WHAT THE TASK REQUIRES. From the entries below, copy every line holding the word "Dokonaj".
[BEGIN AVAILABLE DATA]
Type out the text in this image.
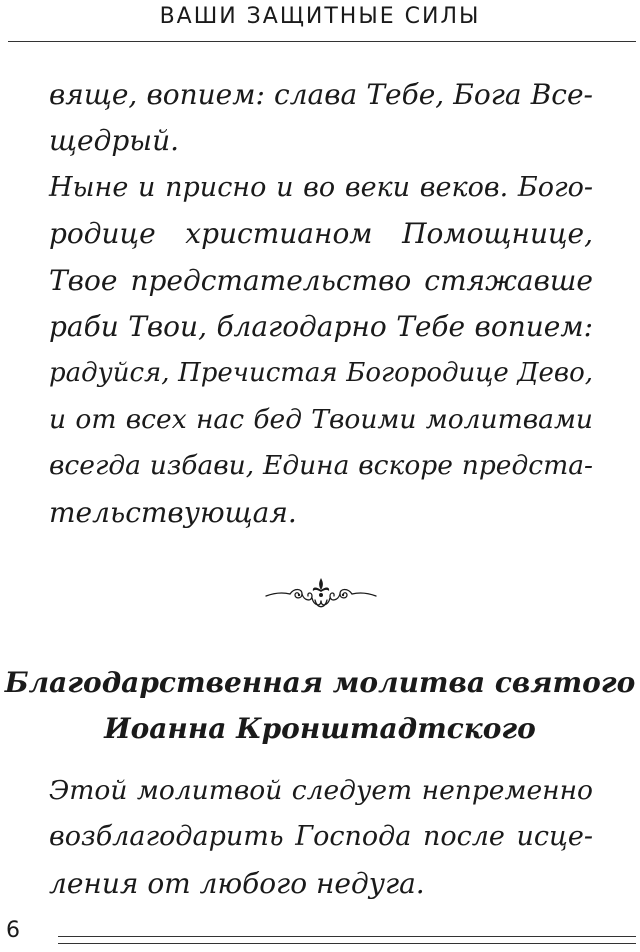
ВАШИ ЗАЩИТНЫЕ СИЛЫ
вяще, вопием: слава Тебе, Бога Все-
щедрый.
Ныне и присно и во веки веков. Бого-
родице христианом Помощнице,
Твое предстательство стяжавше
раби Твои, благодарно Тебе вопием:
радуйся, Пречистая Богородице Дево,
и от всех нас бед Твоими молитвами
всегда избави, Едина вскоре предста-
тельствующая.
Благодарственная молитва святого
Иоанна Кронштадтского
Этой молитвой следует непременно
возблагодарить Господа после исце-
ления от любого недуга.
6
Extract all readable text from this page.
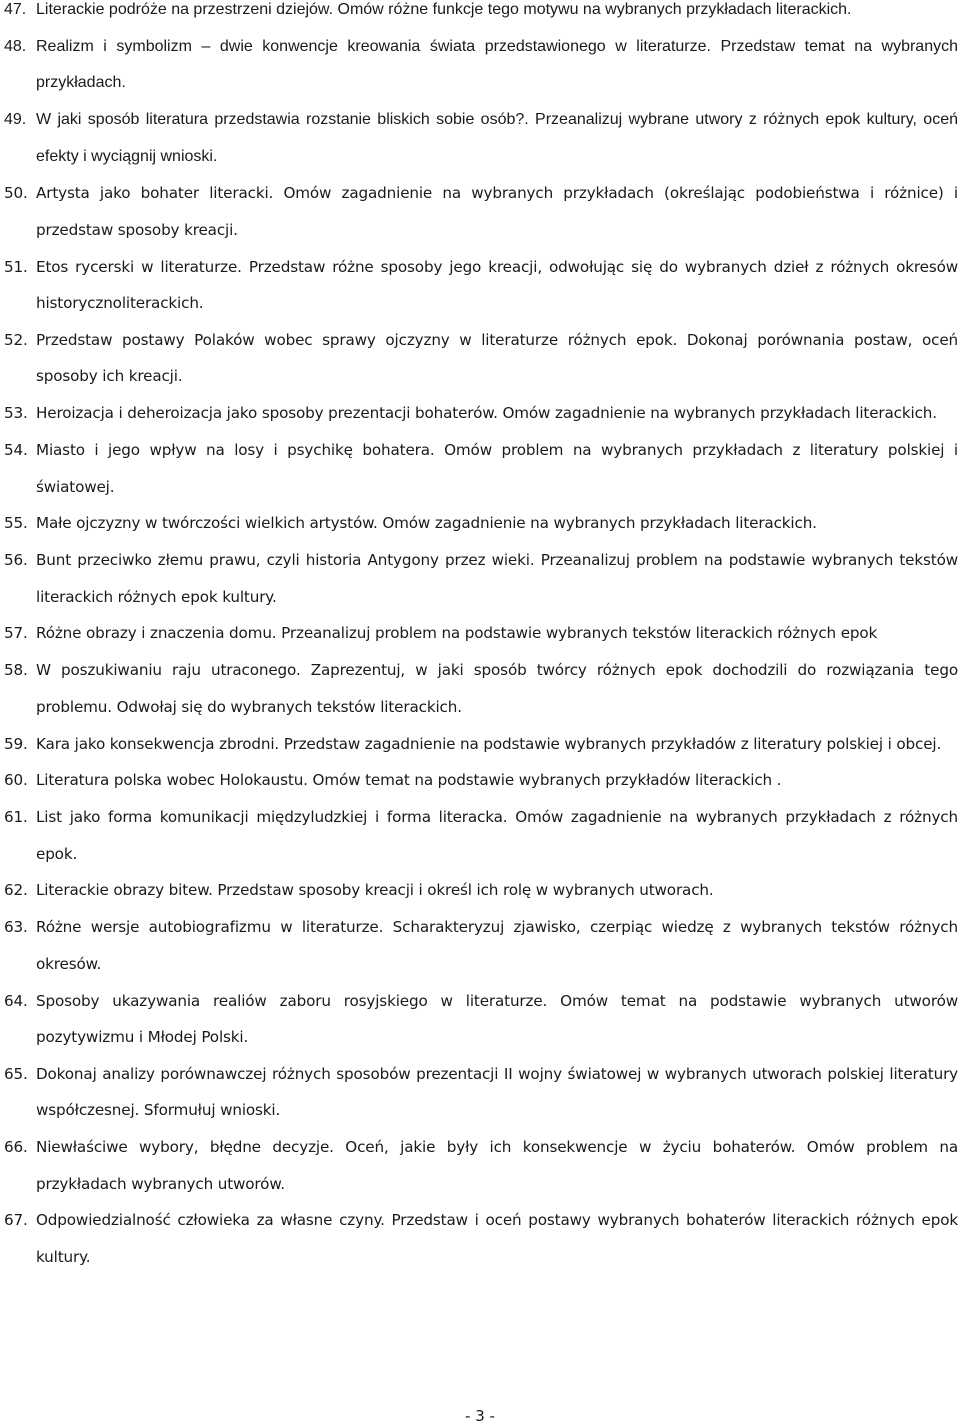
47. Literackie podróże na przestrzeni dziejów. Omów różne funkcje tego motywu na wybranych przykładach literackich.
48. Realizm i symbolizm – dwie konwencje kreowania świata przedstawionego w literaturze. Przedstaw temat na wybranych przykładach.
49. W jaki sposób literatura przedstawia rozstanie bliskich sobie osób?. Przeanalizuj wybrane utwory z różnych epok kultury, oceń efekty i wyciągnij wnioski.
50. Artysta jako bohater literacki. Omów zagadnienie na wybranych przykładach (określając podobieństwa i różnice) i przedstaw sposoby kreacji.
51. Etos rycerski w literaturze. Przedstaw różne sposoby jego kreacji, odwołując się do wybranych dzieł z różnych okresów historycznoliterackich.
52. Przedstaw postawy Polaków wobec sprawy ojczyzny w literaturze różnych epok. Dokonaj porównania postaw, oceń sposoby ich kreacji.
53. Heroizacja i deheroizacja jako sposoby prezentacji bohaterów. Omów zagadnienie na wybranych przykładach literackich.
54. Miasto i jego wpływ na losy i psychikę bohatera. Omów problem na wybranych przykładach z literatury polskiej i światowej.
55. Małe ojczyzny w twórczości wielkich artystów. Omów zagadnienie na wybranych przykładach literackich.
56. Bunt przeciwko złemu prawu, czyli historia Antygony przez wieki. Przeanalizuj problem na podstawie wybranych tekstów literackich różnych epok kultury.
57. Różne obrazy i znaczenia domu. Przeanalizuj problem na podstawie wybranych tekstów literackich różnych epok
58. W poszukiwaniu raju utraconego. Zaprezentuj, w jaki sposób twórcy różnych epok dochodzili do rozwiązania tego problemu. Odwołaj się do wybranych tekstów literackich.
59. Kara jako konsekwencja zbrodni. Przedstaw zagadnienie na podstawie wybranych przykładów z literatury polskiej i obcej.
60. Literatura polska wobec Holokaustu. Omów temat na podstawie wybranych przykładów literackich .
61. List jako forma komunikacji międzyludzkiej i forma literacka. Omów zagadnienie na wybranych przykładach z różnych epok.
62. Literackie obrazy bitew. Przedstaw sposoby kreacji i określ ich rolę w wybranych utworach.
63. Różne wersje autobiografizmu w literaturze. Scharakteryzuj zjawisko, czerpiąc wiedzę z wybranych tekstów różnych okresów.
64. Sposoby ukazywania realiów zaboru rosyjskiego w literaturze. Omów temat na podstawie wybranych utworów pozytywizmu i Młodej Polski.
65. Dokonaj analizy porównawczej różnych sposobów prezentacji II wojny światowej w wybranych utworach polskiej literatury współczesnej. Sformułuj wnioski.
66. Niewłaściwe wybory, błędne decyzje. Oceń, jakie były ich konsekwencje w życiu bohaterów. Omów problem na przykładach wybranych utworów.
67. Odpowiedzialność człowieka za własne czyny. Przedstaw i oceń postawy wybranych bohaterów literackich różnych epok kultury.
- 3 -
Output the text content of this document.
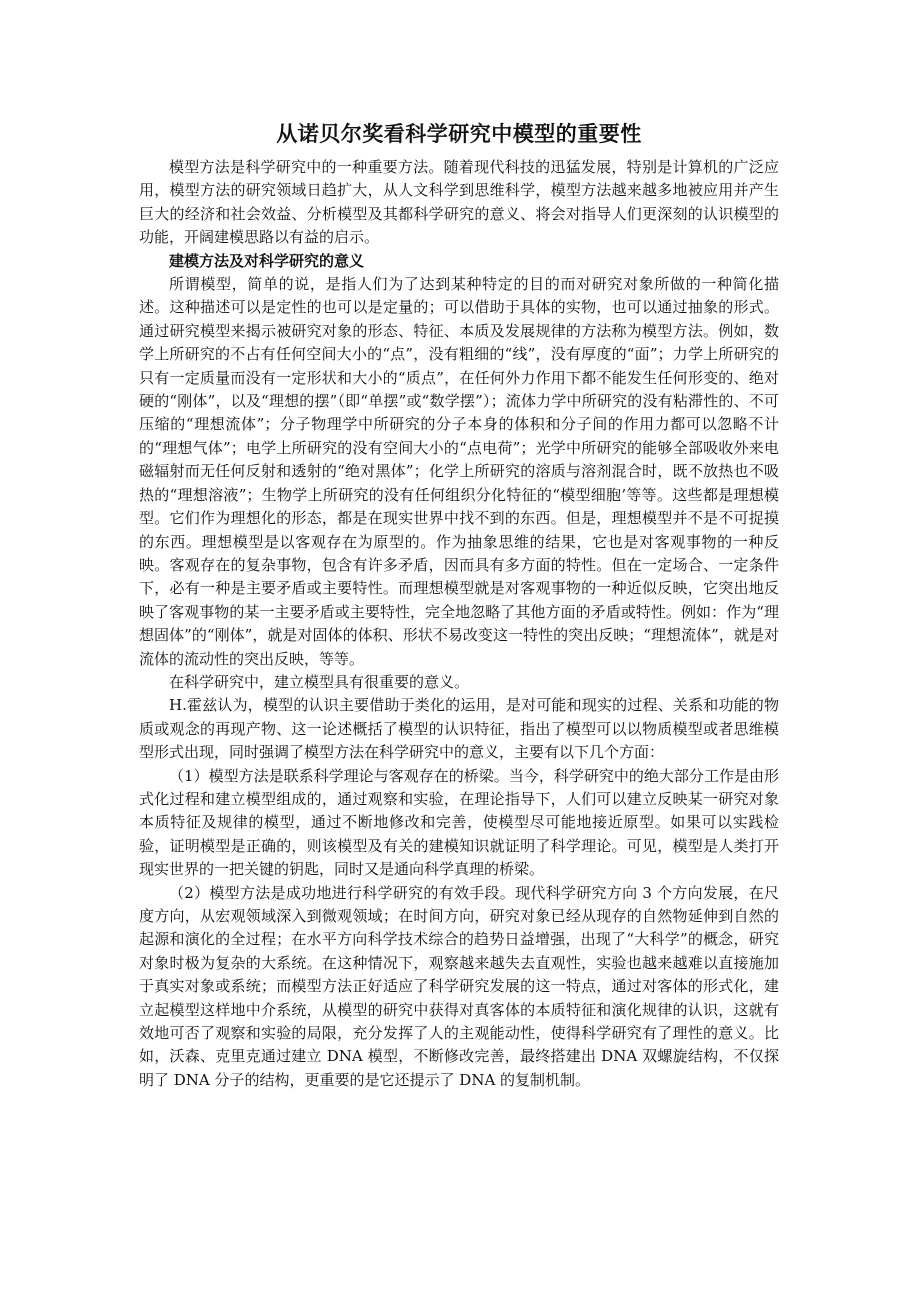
从诺贝尔奖看科学研究中模型的重要性

模型方法是科学研究中的一种重要方法。随着现代科技的迅猛发展，特别是计算机的广泛应用，模型方法的研究领域日趋扩大，从人文科学到思维科学，模型方法越来越多地被应用并产生巨大的经济和社会效益、分析模型及其都科学研究的意义、将会对指导人们更深刻的认识模型的功能，开阔建模思路以有益的启示。

建模方法及对科学研究的意义

所谓模型，简单的说，是指人们为了达到某种特定的目的而对研究对象所做的一种简化描述。这种描述可以是定性的也可以是定量的；可以借助于具体的实物，也可以通过抽象的形式。通过研究模型来揭示被研究对象的形态、特征、本质及发展规律的方法称为模型方法。例如，数学上所研究的不占有任何空间大小的“点”，没有粗细的“线”，没有厚度的“面”；力学上所研究的只有一定质量而没有一定形状和大小的“质点”，在任何外力作用下都不能发生任何形变的、绝对硬的“刚体”，以及“理想的摆”（即“单摆”或“数学摆”）；流体力学中所研究的没有粘滞性的、不可压缩的“理想流体”；分子物理学中所研究的分子本身的体积和分子间的作用力都可以忽略不计的“理想气体”；电学上所研究的没有空间大小的“点电荷”；光学中所研究的能够全部吸收外来电磁辐射而无任何反射和透射的“绝对黑体”；化学上所研究的溶质与溶剂混合时，既不放热也不吸热的“理想溶液”；生物学上所研究的没有任何组织分化特征的“模型细胞’等等。这些都是理想模型。它们作为理想化的形态，都是在现实世界中找不到的东西。但是，理想模型并不是不可捉摸的东西。理想模型是以客观存在为原型的。作为抽象思维的结果，它也是对客观事物的一种反映。客观存在的复杂事物，包含有许多矛盾，因而具有多方面的特性。但在一定场合、一定条件下，必有一种是主要矛盾或主要特性。而理想模型就是对客观事物的一种近似反映，它突出地反映了客观事物的某一主要矛盾或主要特性，完全地忽略了其他方面的矛盾或特性。例如：作为“理想固体”的“刚体”，就是对固体的体积、形状不易改变这一特性的突出反映；“理想流体”，就是对流体的流动性的突出反映，等等。

在科学研究中，建立模型具有很重要的意义。

H.霍兹认为，模型的认识主要借助于类化的运用，是对可能和现实的过程、关系和功能的物质或观念的再现产物、这一论述概括了模型的认识特征，指出了模型可以以物质模型或者思维模型形式出现，同时强调了模型方法在科学研究中的意义，主要有以下几个方面：

（1）模型方法是联系科学理论与客观存在的桥梁。当今，科学研究中的绝大部分工作是由形式化过程和建立模型组成的，通过观察和实验，在理论指导下，人们可以建立反映某一研究对象本质特征及规律的模型，通过不断地修改和完善，使模型尽可能地接近原型。如果可以实践检验，证明模型是正确的，则该模型及有关的建模知识就证明了科学理论。可见，模型是人类打开现实世界的一把关键的钥匙，同时又是通向科学真理的桥梁。

（2）模型方法是成功地进行科学研究的有效手段。现代科学研究方向 3 个方向发展，在尺度方向，从宏观领域深入到微观领域；在时间方向，研究对象已经从现存的自然物延伸到自然的起源和演化的全过程；在水平方向科学技术综合的趋势日益增强，出现了“大科学”的概念，研究对象时极为复杂的大系统。在这种情况下，观察越来越失去直观性，实验也越来越难以直接施加于真实对象或系统；而模型方法正好适应了科学研究发展的这一特点，通过对客体的形式化，建立起模型这样地中介系统，从模型的研究中获得对真客体的本质特征和演化规律的认识，这就有效地可否了观察和实验的局限，充分发挥了人的主观能动性，使得科学研究有了理性的意义。比如，沃森、克里克通过建立 DNA 模型，不断修改完善，最终搭建出 DNA 双螺旋结构，不仅探明了 DNA 分子的结构，更重要的是它还提示了 DNA 的复制机制。
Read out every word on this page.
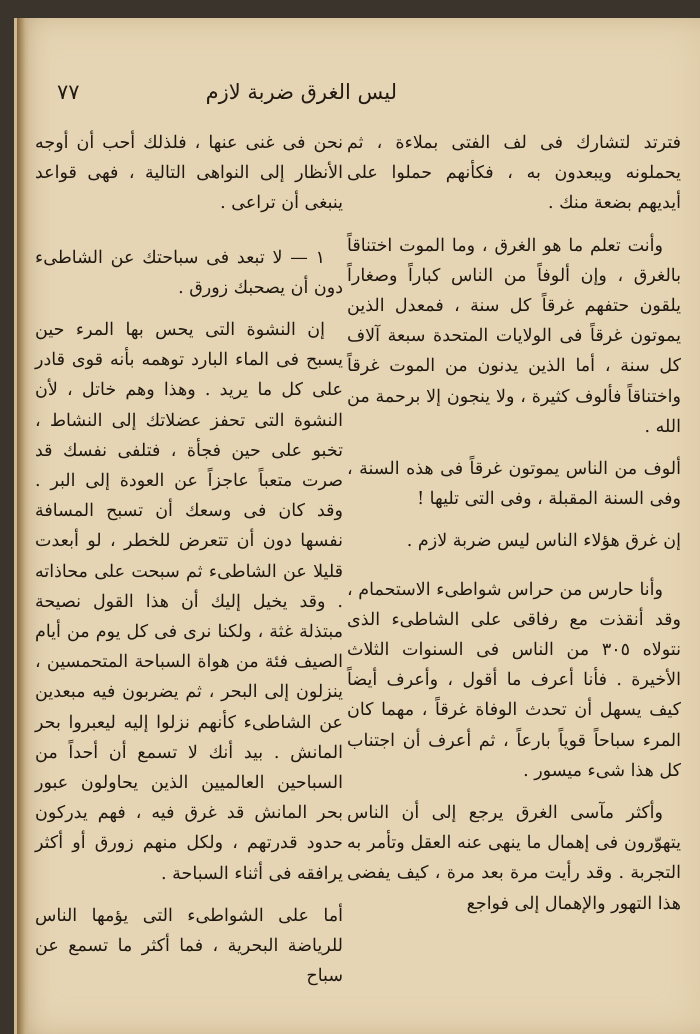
ليس الغرق ضربة لازم
٧٧

فترتد لتشارك فى لف الفتى بملاءة ، ثم يحملونه ويبعدون به ، فكأنهم حملوا على أيديهم بضعة منك .

وأنت تعلم ما هو الغرق ، وما الموت اختناقاً بالغرق ، وإن ألوفاً من الناس كباراً وصغاراً يلقون حتفهم غرقاً كل سنة ، فمعدل الذين يموتون غرقاً فى الولايات المتحدة سبعة آلاف كل سنة ، أما الذين يدنون من الموت غرقاً واختناقاً فألوف كثيرة ، ولا ينجون إلا برحمة من الله .

ألوف من الناس يموتون غرقاً فى هذه السنة ، وفى السنة المقبلة ، وفى التى تليها !

إن غرق هؤلاء الناس ليس ضربة لازم .

وأنا حارس من حراس شواطىء الاستحمام ، وقد أنقذت مع رفاقى على الشاطىء الذى نتولاه ٣٠٥ من الناس فى السنوات الثلاث الأخيرة . فأنا أعرف ما أقول ، وأعرف أيضاً كيف يسهل أن تحدث الوفاة غرقاً ، مهما كان المرء سباحاً قوياً بارعاً ، ثم أعرف أن اجتناب كل هذا شىء ميسور .

وأكثر مآسى الغرق يرجع إلى أن الناس يتهوّرون فى إهمال ما ينهى عنه العقل وتأمر به التجربة . وقد رأيت مرة بعد مرة ، كيف يفضى هذا التهور والإهمال إلى فواجع

نحن فى غنى عنها ، فلذلك أحب أن أوجه الأنظار إلى النواهى التالية ، فهى قواعد ينبغى أن تراعى .

١ — لا تبعد فى سباحتك عن الشاطىء دون أن يصحبك زورق .

إن النشوة التى يحس بها المرء حين يسبح فى الماء البارد توهمه بأنه قوى قادر على كل ما يريد . وهذا وهم خاتل ، لأن النشوة التى تحفز عضلاتك إلى النشاط ، تخبو على حين فجأة ، فتلفى نفسك قد صرت متعباً عاجزاً عن العودة إلى البر . وقد كان فى وسعك أن تسبح المسافة نفسها دون أن تتعرض للخطر ، لو أبعدت قليلا عن الشاطىء ثم سبحت على محاذاته . وقد يخيل إليك أن هذا القول نصيحة مبتذلة غثة ، ولكنا نرى فى كل يوم من أيام الصيف فئة من هواة السباحة المتحمسين ، ينزلون إلى البحر ، ثم يضربون فيه مبعدين عن الشاطىء كأنهم نزلوا إليه ليعبروا بحر المانش . بيد أنك لا تسمع أن أحداً من السباحين العالميين الذين يحاولون عبور بحر المانش قد غرق فيه ، فهم يدركون حدود قدرتهم ، ولكل منهم زورق أو أكثر يرافقه فى أثناء السباحة .

أما على الشواطىء التى يؤمها الناس للرياضة البحرية ، فما أكثر ما تسمع عن سباح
[END AVAILABLE DATA]
TASK RESULT.
52. Przedstaw postawy Polaków wobec sprawy ojczyzny w literaturze różnych epok. Dokonaj porównania postaw, oceń sposoby ich kreacji.
65. Dokonaj analizy porównawczej różnych sposobów prezentacji II wojny światowej w wybranych utworach polskiej literatury współczesnej. Sformułuj wnioski.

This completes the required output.